* Data supplied:
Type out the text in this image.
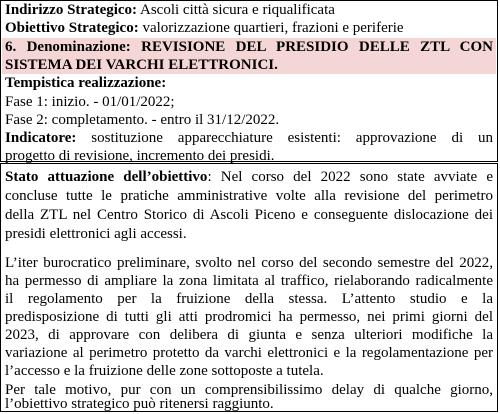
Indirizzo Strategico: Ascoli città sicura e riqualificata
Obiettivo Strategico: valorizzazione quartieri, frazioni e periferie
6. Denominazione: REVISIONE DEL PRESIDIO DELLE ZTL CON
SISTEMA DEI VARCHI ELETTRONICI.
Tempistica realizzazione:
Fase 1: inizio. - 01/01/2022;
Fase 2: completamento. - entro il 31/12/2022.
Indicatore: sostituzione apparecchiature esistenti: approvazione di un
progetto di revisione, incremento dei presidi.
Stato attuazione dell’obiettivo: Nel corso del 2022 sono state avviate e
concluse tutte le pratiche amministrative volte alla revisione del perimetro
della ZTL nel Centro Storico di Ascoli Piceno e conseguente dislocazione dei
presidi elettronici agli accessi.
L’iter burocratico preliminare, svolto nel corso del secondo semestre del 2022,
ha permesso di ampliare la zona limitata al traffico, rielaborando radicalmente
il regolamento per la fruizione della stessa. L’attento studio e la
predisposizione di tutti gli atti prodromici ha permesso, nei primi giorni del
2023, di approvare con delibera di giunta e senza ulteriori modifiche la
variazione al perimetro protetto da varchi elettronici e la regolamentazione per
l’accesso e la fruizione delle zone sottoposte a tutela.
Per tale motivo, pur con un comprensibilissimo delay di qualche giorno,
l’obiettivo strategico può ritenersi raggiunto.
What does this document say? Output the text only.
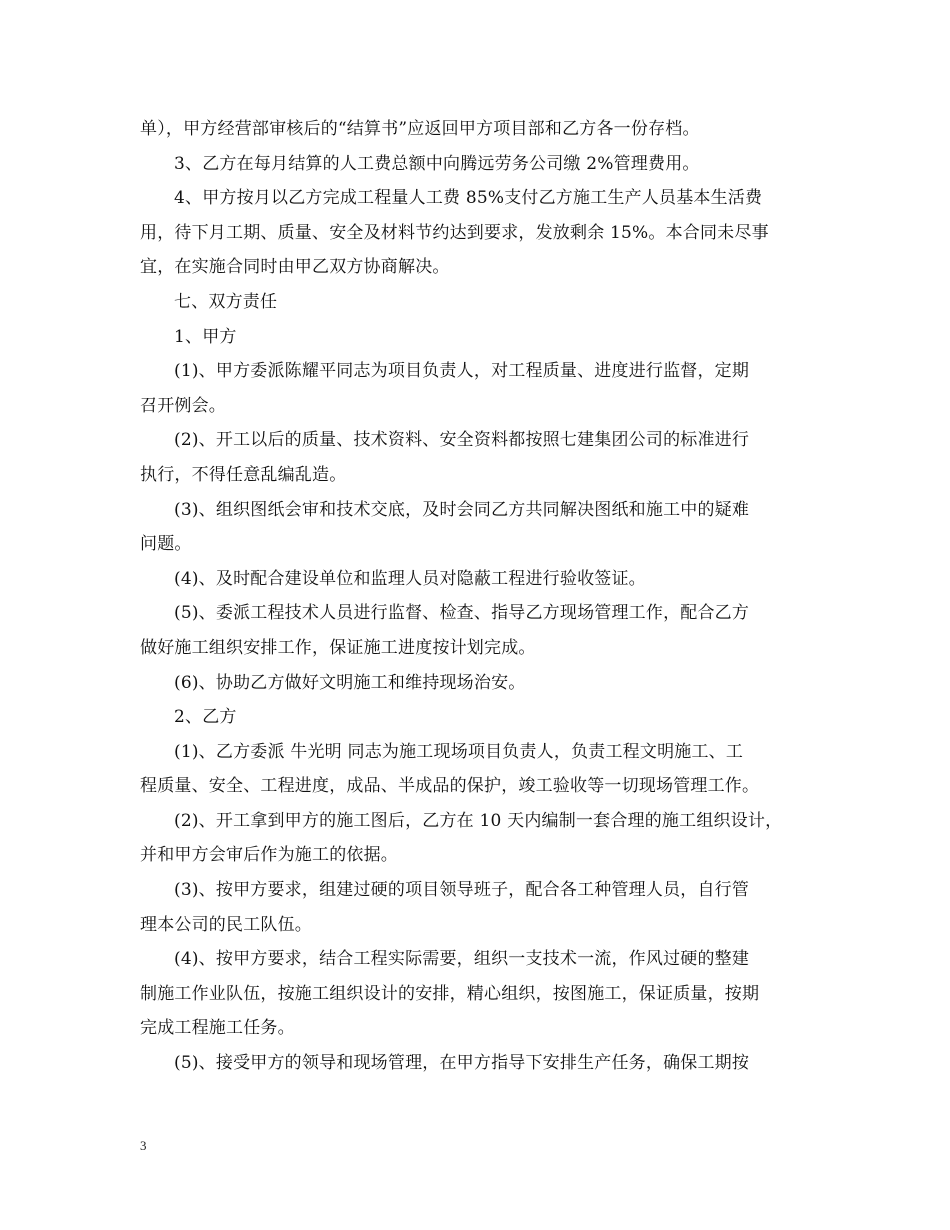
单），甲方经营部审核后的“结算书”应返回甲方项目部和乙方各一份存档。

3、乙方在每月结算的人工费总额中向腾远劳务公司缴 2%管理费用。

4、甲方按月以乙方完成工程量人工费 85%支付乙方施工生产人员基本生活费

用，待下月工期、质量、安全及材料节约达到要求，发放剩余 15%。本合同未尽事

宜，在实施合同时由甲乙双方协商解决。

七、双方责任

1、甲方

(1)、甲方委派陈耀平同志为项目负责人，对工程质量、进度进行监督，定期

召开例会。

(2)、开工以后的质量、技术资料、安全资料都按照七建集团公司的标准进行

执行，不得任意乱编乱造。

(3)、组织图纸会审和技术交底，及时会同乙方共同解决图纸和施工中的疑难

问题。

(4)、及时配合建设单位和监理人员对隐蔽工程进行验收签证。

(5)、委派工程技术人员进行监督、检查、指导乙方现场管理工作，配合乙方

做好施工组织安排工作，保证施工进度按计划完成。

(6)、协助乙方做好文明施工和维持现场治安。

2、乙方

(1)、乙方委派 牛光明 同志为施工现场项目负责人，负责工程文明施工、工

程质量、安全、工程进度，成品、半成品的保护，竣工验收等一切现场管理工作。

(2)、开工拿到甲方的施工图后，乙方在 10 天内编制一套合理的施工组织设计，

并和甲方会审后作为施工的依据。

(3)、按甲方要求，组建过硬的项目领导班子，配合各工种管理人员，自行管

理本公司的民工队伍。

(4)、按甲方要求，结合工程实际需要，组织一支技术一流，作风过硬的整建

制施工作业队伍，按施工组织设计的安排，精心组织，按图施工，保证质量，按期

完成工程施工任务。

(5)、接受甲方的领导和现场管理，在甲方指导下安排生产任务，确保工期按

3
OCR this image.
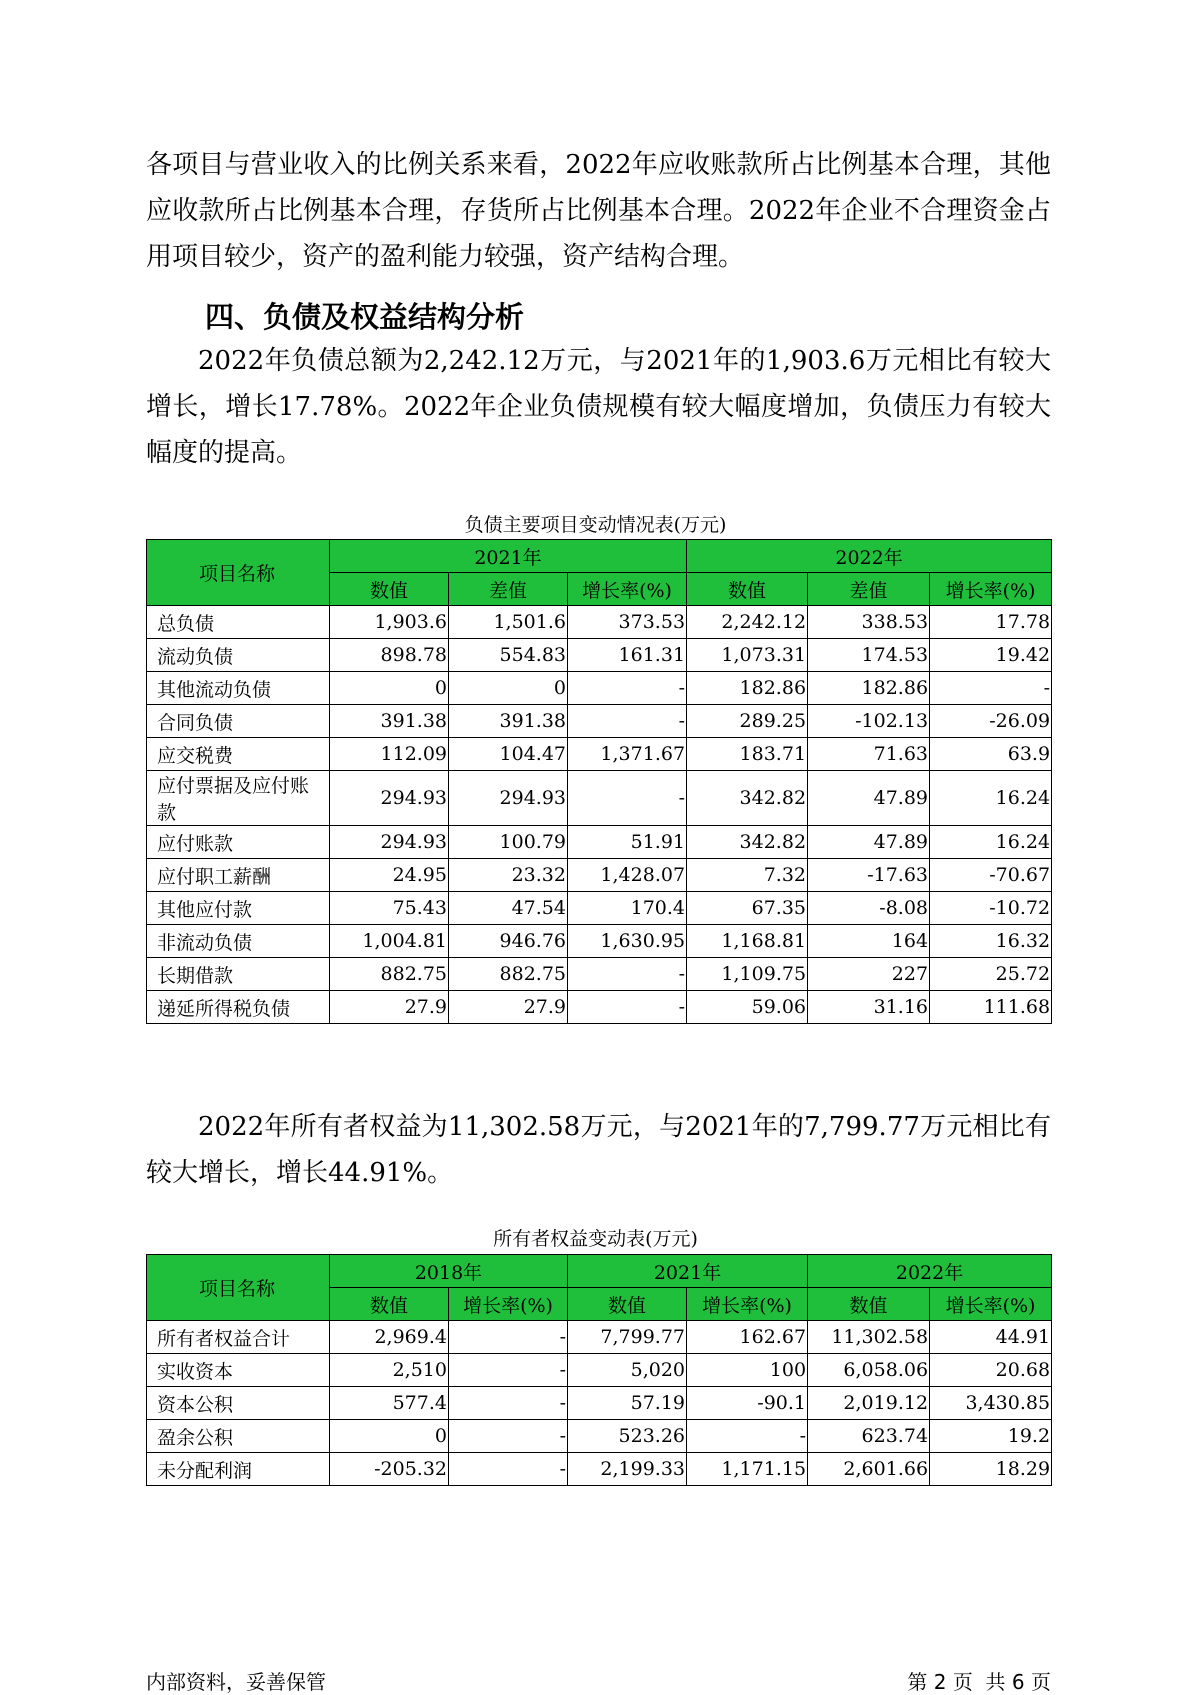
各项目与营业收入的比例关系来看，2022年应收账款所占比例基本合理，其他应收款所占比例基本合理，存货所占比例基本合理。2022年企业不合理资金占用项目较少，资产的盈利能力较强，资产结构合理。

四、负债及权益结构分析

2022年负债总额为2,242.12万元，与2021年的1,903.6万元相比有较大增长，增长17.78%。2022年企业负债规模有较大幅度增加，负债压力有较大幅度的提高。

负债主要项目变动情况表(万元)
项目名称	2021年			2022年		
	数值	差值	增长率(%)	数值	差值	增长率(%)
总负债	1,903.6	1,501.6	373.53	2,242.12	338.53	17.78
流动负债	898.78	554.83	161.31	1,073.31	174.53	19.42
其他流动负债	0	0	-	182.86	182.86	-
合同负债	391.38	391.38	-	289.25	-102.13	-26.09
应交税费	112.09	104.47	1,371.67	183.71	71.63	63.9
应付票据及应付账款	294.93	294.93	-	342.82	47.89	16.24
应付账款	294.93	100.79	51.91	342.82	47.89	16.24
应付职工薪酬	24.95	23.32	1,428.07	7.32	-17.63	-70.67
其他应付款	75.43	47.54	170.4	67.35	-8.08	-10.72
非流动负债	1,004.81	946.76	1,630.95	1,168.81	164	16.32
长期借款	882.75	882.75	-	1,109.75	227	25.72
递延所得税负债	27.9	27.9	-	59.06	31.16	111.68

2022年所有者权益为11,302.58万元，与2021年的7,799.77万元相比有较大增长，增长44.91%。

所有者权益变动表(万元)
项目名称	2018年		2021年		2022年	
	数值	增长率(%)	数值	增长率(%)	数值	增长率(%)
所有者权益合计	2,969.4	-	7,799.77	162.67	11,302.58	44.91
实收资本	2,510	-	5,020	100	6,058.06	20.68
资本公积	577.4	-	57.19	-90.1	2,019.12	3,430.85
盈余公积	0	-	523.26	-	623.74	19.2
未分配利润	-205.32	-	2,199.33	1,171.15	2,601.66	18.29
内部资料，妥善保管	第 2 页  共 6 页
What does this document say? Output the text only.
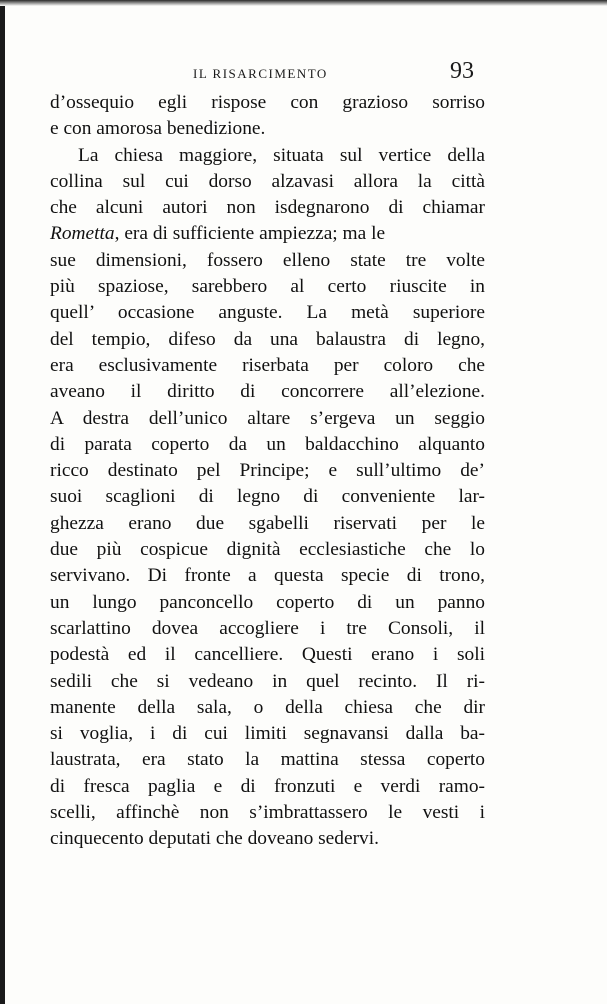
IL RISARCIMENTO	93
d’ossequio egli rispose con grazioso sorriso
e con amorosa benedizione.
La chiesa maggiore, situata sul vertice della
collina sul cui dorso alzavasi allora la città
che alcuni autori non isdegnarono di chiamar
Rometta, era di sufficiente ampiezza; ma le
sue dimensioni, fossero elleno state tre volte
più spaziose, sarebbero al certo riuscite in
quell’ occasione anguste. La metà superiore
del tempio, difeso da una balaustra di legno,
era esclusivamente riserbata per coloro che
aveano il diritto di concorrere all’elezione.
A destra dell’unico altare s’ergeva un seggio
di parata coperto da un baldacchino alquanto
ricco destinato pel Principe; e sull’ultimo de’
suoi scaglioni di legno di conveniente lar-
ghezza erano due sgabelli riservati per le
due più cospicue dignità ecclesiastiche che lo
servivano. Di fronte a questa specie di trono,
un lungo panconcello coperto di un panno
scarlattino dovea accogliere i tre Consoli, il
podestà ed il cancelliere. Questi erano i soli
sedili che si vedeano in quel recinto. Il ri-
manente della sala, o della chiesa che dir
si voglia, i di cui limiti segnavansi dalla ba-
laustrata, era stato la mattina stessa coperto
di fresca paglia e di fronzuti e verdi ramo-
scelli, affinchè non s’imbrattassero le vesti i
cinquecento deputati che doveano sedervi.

* Given request:
Restate the whole listing above exactly, except for its images.

* Answer to this task:
Type out the text in this image.
Indirizzo Strategico: Ascoli città sicura e riqualificata
Obiettivo Strategico: valorizzazione quartieri, frazioni e periferie
6. Denominazione: REVISIONE DEL PRESIDIO DELLE ZTL CON
SISTEMA DEI VARCHI ELETTRONICI.
Tempistica realizzazione:
Fase 1: inizio. - 01/01/2022;
Fase 2: completamento. - entro il 31/12/2022.
Indicatore: sostituzione apparecchiature esistenti: approvazione di un
progetto di revisione, incremento dei presidi.
Stato attuazione dell’obiettivo: Nel corso del 2022 sono state avviate e
concluse tutte le pratiche amministrative volte alla revisione del perimetro
della ZTL nel Centro Storico di Ascoli Piceno e conseguente dislocazione dei
presidi elettronici agli accessi.
L’iter burocratico preliminare, svolto nel corso del secondo semestre del 2022,
ha permesso di ampliare la zona limitata al traffico, rielaborando radicalmente
il regolamento per la fruizione della stessa. L’attento studio e la
predisposizione di tutti gli atti prodromici ha permesso, nei primi giorni del
2023, di approvare con delibera di giunta e senza ulteriori modifiche la
variazione al perimetro protetto da varchi elettronici e la regolamentazione per
l’accesso e la fruizione delle zone sottoposte a tutela.
Per tale motivo, pur con un comprensibilissimo delay di qualche giorno,
l’obiettivo strategico può ritenersi raggiunto.
What does this document say? Output the text only.
单），甲方经营部审核后的“结算书”应返回甲方项目部和乙方各一份存档。

3、乙方在每月结算的人工费总额中向腾远劳务公司缴 2%管理费用。

4、甲方按月以乙方完成工程量人工费 85%支付乙方施工生产人员基本生活费

用，待下月工期、质量、安全及材料节约达到要求，发放剩余 15%。本合同未尽事

宜，在实施合同时由甲乙双方协商解决。

七、双方责任

1、甲方

(1)、甲方委派陈耀平同志为项目负责人，对工程质量、进度进行监督，定期

召开例会。

(2)、开工以后的质量、技术资料、安全资料都按照七建集团公司的标准进行

执行，不得任意乱编乱造。

(3)、组织图纸会审和技术交底，及时会同乙方共同解决图纸和施工中的疑难

问题。

(4)、及时配合建设单位和监理人员对隐蔽工程进行验收签证。

(5)、委派工程技术人员进行监督、检查、指导乙方现场管理工作，配合乙方

做好施工组织安排工作，保证施工进度按计划完成。

(6)、协助乙方做好文明施工和维持现场治安。

2、乙方

(1)、乙方委派 牛光明 同志为施工现场项目负责人，负责工程文明施工、工

程质量、安全、工程进度，成品、半成品的保护，竣工验收等一切现场管理工作。

(2)、开工拿到甲方的施工图后，乙方在 10 天内编制一套合理的施工组织设计，

并和甲方会审后作为施工的依据。

(3)、按甲方要求，组建过硬的项目领导班子，配合各工种管理人员，自行管

理本公司的民工队伍。

(4)、按甲方要求，结合工程实际需要，组织一支技术一流，作风过硬的整建

制施工作业队伍，按施工组织设计的安排，精心组织，按图施工，保证质量，按期

完成工程施工任务。

(5)、接受甲方的领导和现场管理，在甲方指导下安排生产任务，确保工期按

3
OCR this image.
各项目与营业收入的比例关系来看，2022年应收账款所占比例基本合理，其他应收款所占比例基本合理，存货所占比例基本合理。2022年企业不合理资金占用项目较少，资产的盈利能力较强，资产结构合理。

四、负债及权益结构分析

2022年负债总额为2,242.12万元，与2021年的1,903.6万元相比有较大增长，增长17.78%。2022年企业负债规模有较大幅度增加，负债压力有较大幅度的提高。

负债主要项目变动情况表(万元)
项目名称	2021年			2022年		
	数值	差值	增长率(%)	数值	差值	增长率(%)
总负债	1,903.6	1,501.6	373.53	2,242.12	338.53	17.78
流动负债	898.78	554.83	161.31	1,073.31	174.53	19.42
其他流动负债	0	0	-	182.86	182.86	-
合同负债	391.38	391.38	-	289.25	-102.13	-26.09
应交税费	112.09	104.47	1,371.67	183.71	71.63	63.9
应付票据及应付账款	294.93	294.93	-	342.82	47.89	16.24
应付账款	294.93	100.79	51.91	342.82	47.89	16.24
应付职工薪酬	24.95	23.32	1,428.07	7.32	-17.63	-70.67
其他应付款	75.43	47.54	170.4	67.35	-8.08	-10.72
非流动负债	1,004.81	946.76	1,630.95	1,168.81	164	16.32
长期借款	882.75	882.75	-	1,109.75	227	25.72
递延所得税负债	27.9	27.9	-	59.06	31.16	111.68

2022年所有者权益为11,302.58万元，与2021年的7,799.77万元相比有较大增长，增长44.91%。

所有者权益变动表(万元)
项目名称	2018年		2021年		2022年	
	数值	增长率(%)	数值	增长率(%)	数值	增长率(%)
所有者权益合计	2,969.4	-	7,799.77	162.67	11,302.58	44.91
实收资本	2,510	-	5,020	100	6,058.06	20.68
资本公积	577.4	-	57.19	-90.1	2,019.12	3,430.85
盈余公积	0	-	523.26	-	623.74	19.2
未分配利润	-205.32	-	2,199.33	1,171.15	2,601.66	18.29
内部资料，妥善保管	第 2 页  共 6 页
What does this document say? Output the text only.
IL RISARCIMENTO	93
d’ossequio egli rispose con grazioso sorriso
e con amorosa benedizione.
La chiesa maggiore, situata sul vertice della
collina sul cui dorso alzavasi allora la città
che alcuni autori non isdegnarono di chiamar
Rometta, era di sufficiente ampiezza; ma le
sue dimensioni, fossero elleno state tre volte
più spaziose, sarebbero al certo riuscite in
quell’ occasione anguste. La metà superiore
del tempio, difeso da una balaustra di legno,
era esclusivamente riserbata per coloro che
aveano il diritto di concorrere all’elezione.
A destra dell’unico altare s’ergeva un seggio
di parata coperto da un baldacchino alquanto
ricco destinato pel Principe; e sull’ultimo de’
suoi scaglioni di legno di conveniente lar-
ghezza erano due sgabelli riservati per le
due più cospicue dignità ecclesiastiche che lo
servivano. Di fronte a questa specie di trono,
un lungo panconcello coperto di un panno
scarlattino dovea accogliere i tre Consoli, il
podestà ed il cancelliere. Questi erano i soli
sedili che si vedeano in quel recinto. Il ri-
manente della sala, o della chiesa che dir
si voglia, i di cui limiti segnavansi dalla ba-
laustrata, era stato la mattina stessa coperto
di fresca paglia e di fronzuti e verdi ramo-
scelli, affinchè non s’imbrattassero le vesti i
cinquecento deputati che doveano sedervi.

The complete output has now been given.